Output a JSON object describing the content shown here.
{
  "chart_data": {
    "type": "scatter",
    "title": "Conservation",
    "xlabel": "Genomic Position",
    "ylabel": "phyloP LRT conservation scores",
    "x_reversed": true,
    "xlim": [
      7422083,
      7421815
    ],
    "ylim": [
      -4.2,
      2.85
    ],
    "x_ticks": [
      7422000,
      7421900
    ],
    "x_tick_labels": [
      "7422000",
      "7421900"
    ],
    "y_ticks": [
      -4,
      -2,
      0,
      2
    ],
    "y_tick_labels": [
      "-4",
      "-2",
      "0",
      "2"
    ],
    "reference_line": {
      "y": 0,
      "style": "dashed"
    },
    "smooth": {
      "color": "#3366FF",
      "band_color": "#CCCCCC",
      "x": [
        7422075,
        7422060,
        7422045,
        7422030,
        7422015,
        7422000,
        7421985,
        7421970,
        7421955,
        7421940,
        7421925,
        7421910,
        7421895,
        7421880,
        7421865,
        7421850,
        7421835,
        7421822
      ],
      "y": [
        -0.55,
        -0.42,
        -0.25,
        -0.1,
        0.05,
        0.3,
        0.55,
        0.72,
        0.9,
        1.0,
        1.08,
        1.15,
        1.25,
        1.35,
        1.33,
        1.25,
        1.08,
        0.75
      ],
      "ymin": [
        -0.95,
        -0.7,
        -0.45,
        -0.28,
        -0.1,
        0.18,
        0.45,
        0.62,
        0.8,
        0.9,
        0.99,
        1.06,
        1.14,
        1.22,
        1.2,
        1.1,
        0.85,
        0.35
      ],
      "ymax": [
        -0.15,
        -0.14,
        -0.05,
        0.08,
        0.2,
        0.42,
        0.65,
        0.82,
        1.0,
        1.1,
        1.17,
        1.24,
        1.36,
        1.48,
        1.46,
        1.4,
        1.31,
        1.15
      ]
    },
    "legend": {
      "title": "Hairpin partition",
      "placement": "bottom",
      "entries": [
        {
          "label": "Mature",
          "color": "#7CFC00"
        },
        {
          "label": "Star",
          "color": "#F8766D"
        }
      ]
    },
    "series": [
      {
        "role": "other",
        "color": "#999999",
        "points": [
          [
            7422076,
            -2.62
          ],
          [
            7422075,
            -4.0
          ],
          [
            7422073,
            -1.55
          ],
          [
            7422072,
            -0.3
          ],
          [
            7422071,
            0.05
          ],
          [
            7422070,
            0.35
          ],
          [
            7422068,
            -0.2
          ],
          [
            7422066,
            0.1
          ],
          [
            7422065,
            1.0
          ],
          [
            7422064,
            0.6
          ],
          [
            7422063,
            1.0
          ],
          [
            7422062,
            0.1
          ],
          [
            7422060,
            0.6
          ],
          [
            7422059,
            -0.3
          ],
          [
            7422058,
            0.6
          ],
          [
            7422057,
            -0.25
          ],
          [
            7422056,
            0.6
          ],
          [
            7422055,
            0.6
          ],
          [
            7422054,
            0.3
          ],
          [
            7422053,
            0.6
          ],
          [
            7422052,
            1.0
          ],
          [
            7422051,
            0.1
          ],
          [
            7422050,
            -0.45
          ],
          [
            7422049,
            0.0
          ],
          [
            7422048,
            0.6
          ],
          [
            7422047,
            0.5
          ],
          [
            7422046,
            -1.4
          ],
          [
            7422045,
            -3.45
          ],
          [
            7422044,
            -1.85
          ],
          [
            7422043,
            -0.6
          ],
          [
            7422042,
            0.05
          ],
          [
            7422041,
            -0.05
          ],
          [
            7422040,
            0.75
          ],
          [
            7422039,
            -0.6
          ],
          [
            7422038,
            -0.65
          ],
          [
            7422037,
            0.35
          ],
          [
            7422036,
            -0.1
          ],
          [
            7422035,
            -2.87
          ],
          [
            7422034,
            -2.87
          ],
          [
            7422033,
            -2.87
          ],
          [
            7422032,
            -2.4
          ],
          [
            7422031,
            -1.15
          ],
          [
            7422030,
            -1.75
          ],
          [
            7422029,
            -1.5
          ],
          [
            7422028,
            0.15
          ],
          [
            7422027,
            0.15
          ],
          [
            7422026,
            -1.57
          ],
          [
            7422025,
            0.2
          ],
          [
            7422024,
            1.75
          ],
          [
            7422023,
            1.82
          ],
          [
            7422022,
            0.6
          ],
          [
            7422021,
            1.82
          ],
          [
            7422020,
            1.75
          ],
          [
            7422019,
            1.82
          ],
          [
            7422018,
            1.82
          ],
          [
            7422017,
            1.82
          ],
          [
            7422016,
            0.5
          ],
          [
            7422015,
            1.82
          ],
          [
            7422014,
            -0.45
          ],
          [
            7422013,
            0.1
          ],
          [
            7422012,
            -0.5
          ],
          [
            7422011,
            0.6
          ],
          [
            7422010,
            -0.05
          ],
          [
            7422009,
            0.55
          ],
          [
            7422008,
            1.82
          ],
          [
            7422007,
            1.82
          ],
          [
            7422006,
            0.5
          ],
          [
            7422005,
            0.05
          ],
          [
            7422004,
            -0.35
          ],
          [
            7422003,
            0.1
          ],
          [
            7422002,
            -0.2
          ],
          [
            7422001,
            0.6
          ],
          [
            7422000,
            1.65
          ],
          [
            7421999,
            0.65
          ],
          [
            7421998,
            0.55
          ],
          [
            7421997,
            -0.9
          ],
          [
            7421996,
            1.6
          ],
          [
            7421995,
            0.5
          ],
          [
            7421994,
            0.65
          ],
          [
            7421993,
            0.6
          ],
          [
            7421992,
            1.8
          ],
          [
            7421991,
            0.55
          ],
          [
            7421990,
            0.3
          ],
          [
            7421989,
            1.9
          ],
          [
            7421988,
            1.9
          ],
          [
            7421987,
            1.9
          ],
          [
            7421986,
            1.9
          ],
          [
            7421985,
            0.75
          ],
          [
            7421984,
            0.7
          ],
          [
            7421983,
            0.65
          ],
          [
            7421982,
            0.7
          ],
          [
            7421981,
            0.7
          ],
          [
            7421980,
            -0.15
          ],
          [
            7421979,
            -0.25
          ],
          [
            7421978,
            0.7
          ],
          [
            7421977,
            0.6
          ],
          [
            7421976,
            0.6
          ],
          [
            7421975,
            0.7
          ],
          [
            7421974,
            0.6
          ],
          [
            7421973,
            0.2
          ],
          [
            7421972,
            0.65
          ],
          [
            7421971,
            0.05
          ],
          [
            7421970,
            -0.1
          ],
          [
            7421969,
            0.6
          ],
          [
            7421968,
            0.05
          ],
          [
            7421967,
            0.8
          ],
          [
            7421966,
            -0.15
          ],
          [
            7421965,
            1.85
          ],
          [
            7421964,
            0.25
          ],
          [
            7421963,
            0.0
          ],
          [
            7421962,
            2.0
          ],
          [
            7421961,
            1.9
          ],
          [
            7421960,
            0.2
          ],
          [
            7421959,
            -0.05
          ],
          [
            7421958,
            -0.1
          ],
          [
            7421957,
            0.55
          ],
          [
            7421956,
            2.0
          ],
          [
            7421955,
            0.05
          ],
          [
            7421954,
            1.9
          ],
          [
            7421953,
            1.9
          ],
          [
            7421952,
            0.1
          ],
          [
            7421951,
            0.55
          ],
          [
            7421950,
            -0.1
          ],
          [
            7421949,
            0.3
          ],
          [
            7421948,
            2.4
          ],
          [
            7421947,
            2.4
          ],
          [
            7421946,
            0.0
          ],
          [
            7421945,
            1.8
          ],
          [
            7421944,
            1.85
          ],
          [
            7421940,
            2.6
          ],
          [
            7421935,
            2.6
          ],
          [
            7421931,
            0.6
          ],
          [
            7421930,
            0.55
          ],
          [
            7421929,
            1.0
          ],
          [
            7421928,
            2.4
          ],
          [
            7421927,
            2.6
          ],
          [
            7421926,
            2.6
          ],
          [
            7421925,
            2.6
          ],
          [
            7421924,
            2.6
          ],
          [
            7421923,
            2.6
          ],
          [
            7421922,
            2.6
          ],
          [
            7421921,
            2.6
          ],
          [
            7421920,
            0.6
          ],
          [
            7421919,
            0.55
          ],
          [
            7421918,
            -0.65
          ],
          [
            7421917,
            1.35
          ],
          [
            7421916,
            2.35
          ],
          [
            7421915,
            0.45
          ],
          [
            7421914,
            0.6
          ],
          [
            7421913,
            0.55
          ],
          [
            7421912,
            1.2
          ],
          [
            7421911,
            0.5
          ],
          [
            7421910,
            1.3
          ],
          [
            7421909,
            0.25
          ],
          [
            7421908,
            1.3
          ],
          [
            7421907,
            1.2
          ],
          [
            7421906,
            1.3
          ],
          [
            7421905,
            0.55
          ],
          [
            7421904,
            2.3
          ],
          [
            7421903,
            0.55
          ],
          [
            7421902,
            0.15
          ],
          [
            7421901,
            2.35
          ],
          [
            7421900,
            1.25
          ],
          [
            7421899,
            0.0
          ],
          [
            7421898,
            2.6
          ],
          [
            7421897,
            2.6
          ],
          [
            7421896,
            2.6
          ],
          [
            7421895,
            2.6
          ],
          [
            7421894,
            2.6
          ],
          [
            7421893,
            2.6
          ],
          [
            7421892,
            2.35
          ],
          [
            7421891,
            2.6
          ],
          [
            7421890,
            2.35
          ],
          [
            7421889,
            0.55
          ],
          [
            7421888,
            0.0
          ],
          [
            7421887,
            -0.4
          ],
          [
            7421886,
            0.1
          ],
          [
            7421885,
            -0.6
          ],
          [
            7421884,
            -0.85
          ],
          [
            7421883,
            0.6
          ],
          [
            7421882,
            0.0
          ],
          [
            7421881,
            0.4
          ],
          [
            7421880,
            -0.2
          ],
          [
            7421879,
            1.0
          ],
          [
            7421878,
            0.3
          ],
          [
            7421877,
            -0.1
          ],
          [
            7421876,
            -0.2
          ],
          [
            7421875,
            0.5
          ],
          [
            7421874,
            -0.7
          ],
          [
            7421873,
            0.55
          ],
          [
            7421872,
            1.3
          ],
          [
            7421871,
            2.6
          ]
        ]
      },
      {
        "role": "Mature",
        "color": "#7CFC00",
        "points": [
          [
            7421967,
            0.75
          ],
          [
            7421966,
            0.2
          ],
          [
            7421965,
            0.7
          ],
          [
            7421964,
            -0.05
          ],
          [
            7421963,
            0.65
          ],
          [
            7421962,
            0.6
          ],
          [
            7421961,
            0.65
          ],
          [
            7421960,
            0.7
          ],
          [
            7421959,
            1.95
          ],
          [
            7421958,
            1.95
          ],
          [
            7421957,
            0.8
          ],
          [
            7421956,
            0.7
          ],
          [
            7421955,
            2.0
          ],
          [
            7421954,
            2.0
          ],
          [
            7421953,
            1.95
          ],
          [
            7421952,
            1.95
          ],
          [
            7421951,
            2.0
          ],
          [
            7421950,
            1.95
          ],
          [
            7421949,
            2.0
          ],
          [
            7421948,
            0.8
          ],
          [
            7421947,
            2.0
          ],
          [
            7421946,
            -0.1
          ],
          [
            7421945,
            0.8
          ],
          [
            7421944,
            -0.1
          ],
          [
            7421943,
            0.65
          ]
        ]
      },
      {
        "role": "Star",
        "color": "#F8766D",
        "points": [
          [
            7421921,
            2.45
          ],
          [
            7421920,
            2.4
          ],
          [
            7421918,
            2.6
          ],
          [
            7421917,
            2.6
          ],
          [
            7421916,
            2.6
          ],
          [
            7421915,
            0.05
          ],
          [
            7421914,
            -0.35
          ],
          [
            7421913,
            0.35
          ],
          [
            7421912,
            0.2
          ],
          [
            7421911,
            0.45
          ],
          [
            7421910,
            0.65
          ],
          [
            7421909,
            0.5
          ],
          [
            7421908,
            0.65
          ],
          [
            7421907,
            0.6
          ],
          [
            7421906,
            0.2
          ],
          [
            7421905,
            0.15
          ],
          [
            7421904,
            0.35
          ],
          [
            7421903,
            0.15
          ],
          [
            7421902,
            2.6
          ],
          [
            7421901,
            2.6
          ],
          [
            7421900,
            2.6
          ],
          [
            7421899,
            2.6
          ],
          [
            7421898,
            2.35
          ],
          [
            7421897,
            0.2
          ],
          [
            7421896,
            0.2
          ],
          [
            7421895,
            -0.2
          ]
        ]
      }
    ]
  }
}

....................

Sift through the entries and copy every line with "title".

**Answer space:**
    "title": "Conservation",
      "title": "Hairpin partition",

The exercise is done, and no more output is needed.